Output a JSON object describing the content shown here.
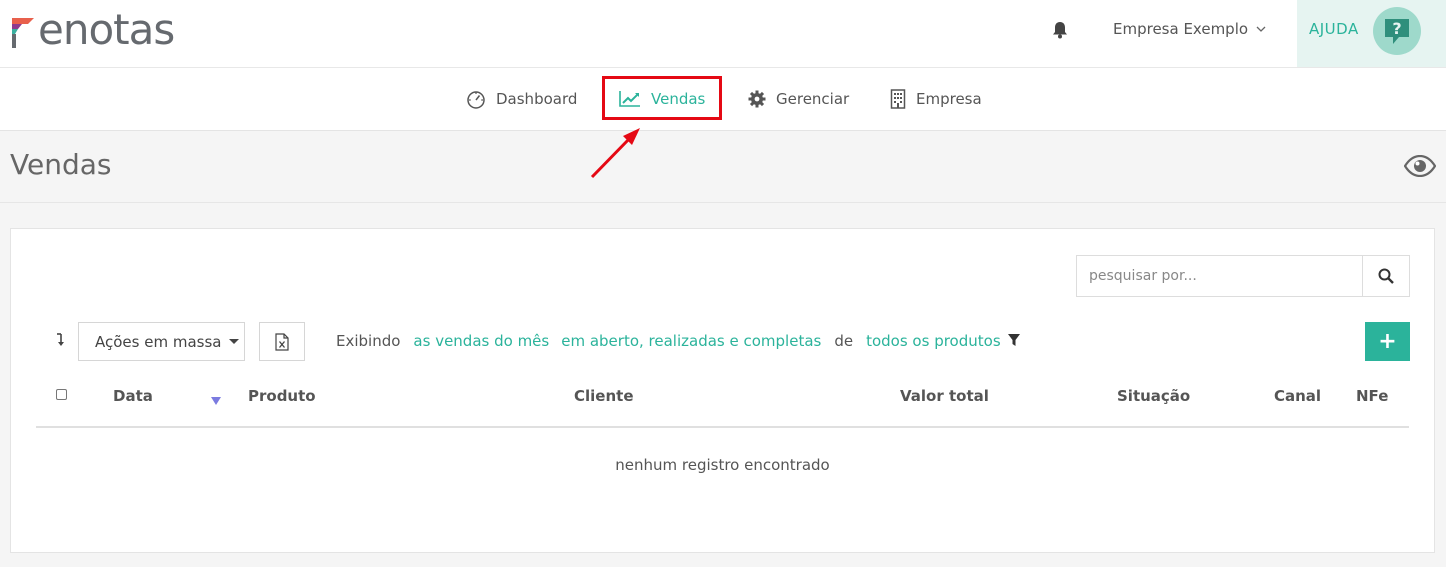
{
  "header": {
    "logo_text": "enotas",
    "company": "Empresa Exemplo",
    "help_label": "AJUDA",
    "help_avatar_glyph": "?"
  },
  "nav": {
    "items": [
      {
        "label": "Dashboard",
        "icon": "speedometer-icon"
      },
      {
        "label": "Vendas",
        "icon": "line-chart-icon",
        "active": true
      },
      {
        "label": "Gerenciar",
        "icon": "gear-icon"
      },
      {
        "label": "Empresa",
        "icon": "building-icon"
      }
    ]
  },
  "page": {
    "title": "Vendas"
  },
  "toolbar": {
    "search_placeholder": "pesquisar por...",
    "bulk_actions": "Ações em massa",
    "showing": "Exibindo",
    "filter_period": "as vendas do mês",
    "filter_status": "em aberto, realizadas e completas",
    "of": "de",
    "filter_products": "todos os produtos",
    "add_glyph": "+"
  },
  "table": {
    "columns": [
      "Data",
      "Produto",
      "Cliente",
      "Valor total",
      "Situação",
      "Canal",
      "NFe"
    ],
    "empty_message": "nenhum registro encontrado"
  },
  "colors": {
    "accent": "#2bb39b",
    "highlight": "#e50914",
    "sort_indicator": "#7b7be0"
  }
}
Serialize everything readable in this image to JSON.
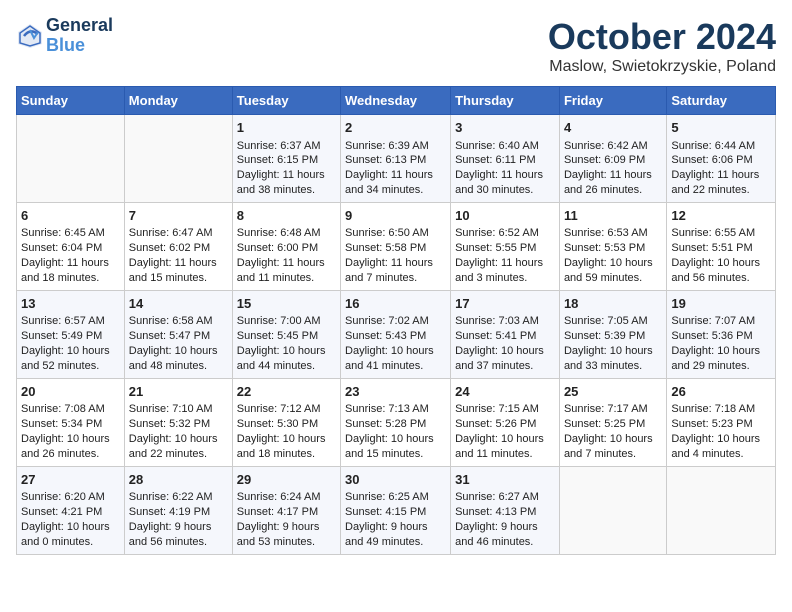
{
  "header": {
    "logo_line1": "General",
    "logo_line2": "Blue",
    "month_title": "October 2024",
    "location": "Maslow, Swietokrzyskie, Poland"
  },
  "days_of_week": [
    "Sunday",
    "Monday",
    "Tuesday",
    "Wednesday",
    "Thursday",
    "Friday",
    "Saturday"
  ],
  "weeks": [
    [
      {
        "day": "",
        "content": ""
      },
      {
        "day": "",
        "content": ""
      },
      {
        "day": "1",
        "content": "Sunrise: 6:37 AM\nSunset: 6:15 PM\nDaylight: 11 hours\nand 38 minutes."
      },
      {
        "day": "2",
        "content": "Sunrise: 6:39 AM\nSunset: 6:13 PM\nDaylight: 11 hours\nand 34 minutes."
      },
      {
        "day": "3",
        "content": "Sunrise: 6:40 AM\nSunset: 6:11 PM\nDaylight: 11 hours\nand 30 minutes."
      },
      {
        "day": "4",
        "content": "Sunrise: 6:42 AM\nSunset: 6:09 PM\nDaylight: 11 hours\nand 26 minutes."
      },
      {
        "day": "5",
        "content": "Sunrise: 6:44 AM\nSunset: 6:06 PM\nDaylight: 11 hours\nand 22 minutes."
      }
    ],
    [
      {
        "day": "6",
        "content": "Sunrise: 6:45 AM\nSunset: 6:04 PM\nDaylight: 11 hours\nand 18 minutes."
      },
      {
        "day": "7",
        "content": "Sunrise: 6:47 AM\nSunset: 6:02 PM\nDaylight: 11 hours\nand 15 minutes."
      },
      {
        "day": "8",
        "content": "Sunrise: 6:48 AM\nSunset: 6:00 PM\nDaylight: 11 hours\nand 11 minutes."
      },
      {
        "day": "9",
        "content": "Sunrise: 6:50 AM\nSunset: 5:58 PM\nDaylight: 11 hours\nand 7 minutes."
      },
      {
        "day": "10",
        "content": "Sunrise: 6:52 AM\nSunset: 5:55 PM\nDaylight: 11 hours\nand 3 minutes."
      },
      {
        "day": "11",
        "content": "Sunrise: 6:53 AM\nSunset: 5:53 PM\nDaylight: 10 hours\nand 59 minutes."
      },
      {
        "day": "12",
        "content": "Sunrise: 6:55 AM\nSunset: 5:51 PM\nDaylight: 10 hours\nand 56 minutes."
      }
    ],
    [
      {
        "day": "13",
        "content": "Sunrise: 6:57 AM\nSunset: 5:49 PM\nDaylight: 10 hours\nand 52 minutes."
      },
      {
        "day": "14",
        "content": "Sunrise: 6:58 AM\nSunset: 5:47 PM\nDaylight: 10 hours\nand 48 minutes."
      },
      {
        "day": "15",
        "content": "Sunrise: 7:00 AM\nSunset: 5:45 PM\nDaylight: 10 hours\nand 44 minutes."
      },
      {
        "day": "16",
        "content": "Sunrise: 7:02 AM\nSunset: 5:43 PM\nDaylight: 10 hours\nand 41 minutes."
      },
      {
        "day": "17",
        "content": "Sunrise: 7:03 AM\nSunset: 5:41 PM\nDaylight: 10 hours\nand 37 minutes."
      },
      {
        "day": "18",
        "content": "Sunrise: 7:05 AM\nSunset: 5:39 PM\nDaylight: 10 hours\nand 33 minutes."
      },
      {
        "day": "19",
        "content": "Sunrise: 7:07 AM\nSunset: 5:36 PM\nDaylight: 10 hours\nand 29 minutes."
      }
    ],
    [
      {
        "day": "20",
        "content": "Sunrise: 7:08 AM\nSunset: 5:34 PM\nDaylight: 10 hours\nand 26 minutes."
      },
      {
        "day": "21",
        "content": "Sunrise: 7:10 AM\nSunset: 5:32 PM\nDaylight: 10 hours\nand 22 minutes."
      },
      {
        "day": "22",
        "content": "Sunrise: 7:12 AM\nSunset: 5:30 PM\nDaylight: 10 hours\nand 18 minutes."
      },
      {
        "day": "23",
        "content": "Sunrise: 7:13 AM\nSunset: 5:28 PM\nDaylight: 10 hours\nand 15 minutes."
      },
      {
        "day": "24",
        "content": "Sunrise: 7:15 AM\nSunset: 5:26 PM\nDaylight: 10 hours\nand 11 minutes."
      },
      {
        "day": "25",
        "content": "Sunrise: 7:17 AM\nSunset: 5:25 PM\nDaylight: 10 hours\nand 7 minutes."
      },
      {
        "day": "26",
        "content": "Sunrise: 7:18 AM\nSunset: 5:23 PM\nDaylight: 10 hours\nand 4 minutes."
      }
    ],
    [
      {
        "day": "27",
        "content": "Sunrise: 6:20 AM\nSunset: 4:21 PM\nDaylight: 10 hours\nand 0 minutes."
      },
      {
        "day": "28",
        "content": "Sunrise: 6:22 AM\nSunset: 4:19 PM\nDaylight: 9 hours\nand 56 minutes."
      },
      {
        "day": "29",
        "content": "Sunrise: 6:24 AM\nSunset: 4:17 PM\nDaylight: 9 hours\nand 53 minutes."
      },
      {
        "day": "30",
        "content": "Sunrise: 6:25 AM\nSunset: 4:15 PM\nDaylight: 9 hours\nand 49 minutes."
      },
      {
        "day": "31",
        "content": "Sunrise: 6:27 AM\nSunset: 4:13 PM\nDaylight: 9 hours\nand 46 minutes."
      },
      {
        "day": "",
        "content": ""
      },
      {
        "day": "",
        "content": ""
      }
    ]
  ]
}
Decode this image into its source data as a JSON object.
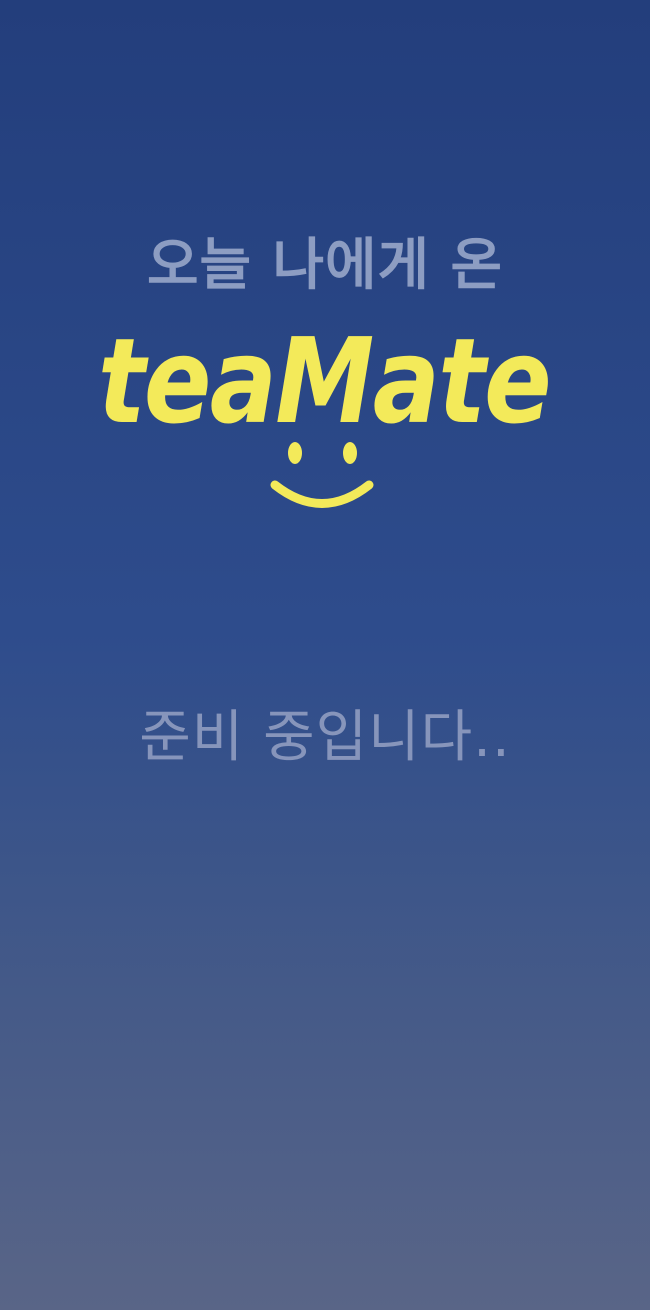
{
  "splash": {
    "tagline": "오늘 나에게 온",
    "logo_text": "teaMate",
    "status": "준비 중입니다.."
  },
  "colors": {
    "background_top": "#233e7c",
    "background_bottom": "#596587",
    "logo": "#f3ea5a",
    "text_muted": "#8d9dc2"
  },
  "icons": {
    "logo_mark": "smiley-face-icon"
  }
}
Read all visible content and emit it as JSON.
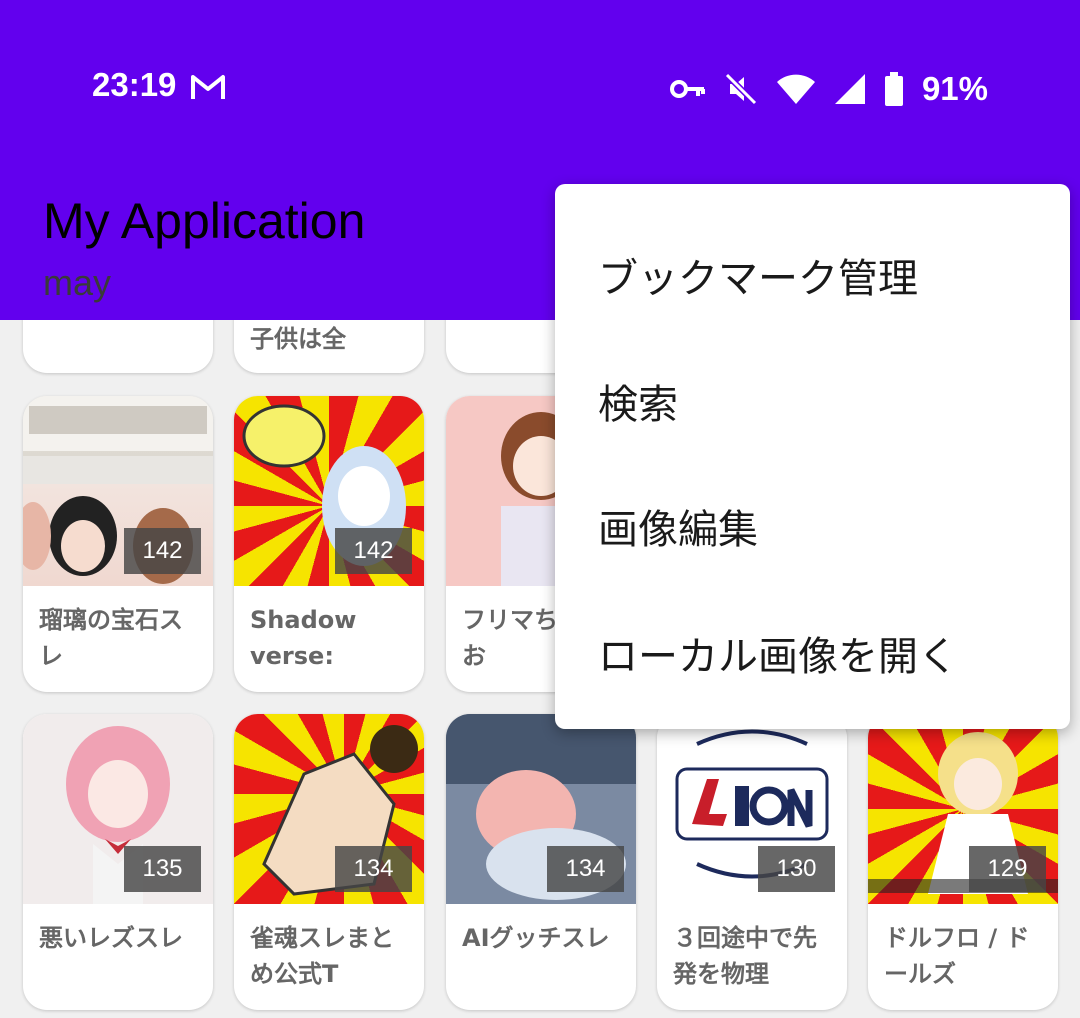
{
  "status_bar": {
    "time": "23:19",
    "battery": "91%"
  },
  "app": {
    "title": "My Application",
    "subtitle": "may"
  },
  "top_row": [
    {
      "title": ""
    },
    {
      "title": "子供は全"
    },
    {
      "title": ""
    }
  ],
  "row2": [
    {
      "count": "142",
      "title": "瑠璃の宝石スレ"
    },
    {
      "count": "142",
      "title": "Shadow verse: Worl..."
    },
    {
      "count": "",
      "title": "フリマちスレ お"
    }
  ],
  "row3": [
    {
      "count": "135",
      "title": "悪いレズスレ"
    },
    {
      "count": "134",
      "title": "雀魂スレまとめ公式T"
    },
    {
      "count": "134",
      "title": "AIグッチスレ"
    },
    {
      "count": "130",
      "title": "３回途中で先発を物理"
    },
    {
      "count": "129",
      "title": "ドルフロ / ドールズ"
    }
  ],
  "menu": {
    "items": [
      "ブックマーク管理",
      "検索",
      "画像編集",
      "ローカル画像を開く"
    ]
  },
  "colors": {
    "primary": "#6200ee",
    "menu_bg": "#ffffff"
  }
}
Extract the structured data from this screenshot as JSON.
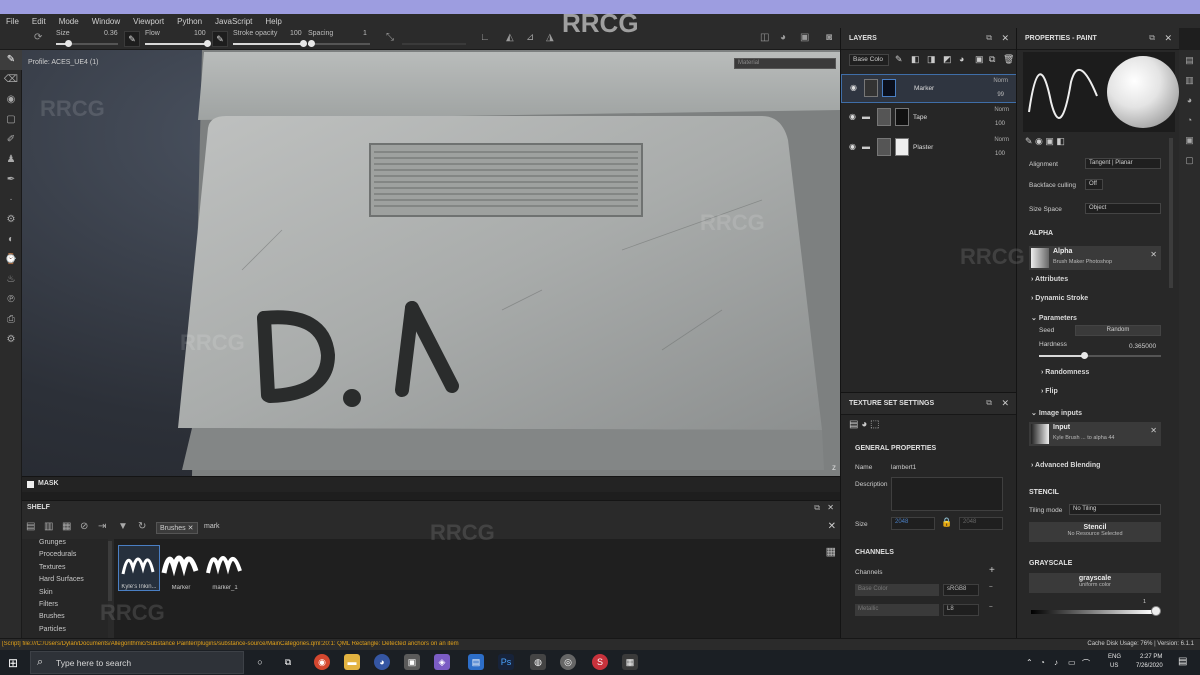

### AIM
Using the listing above, return all lines where the word "object" occurs.

### WRITTEN ANSWER
Output a JSON object describing the content shown here.
Decode this image into its source data as a JSON object.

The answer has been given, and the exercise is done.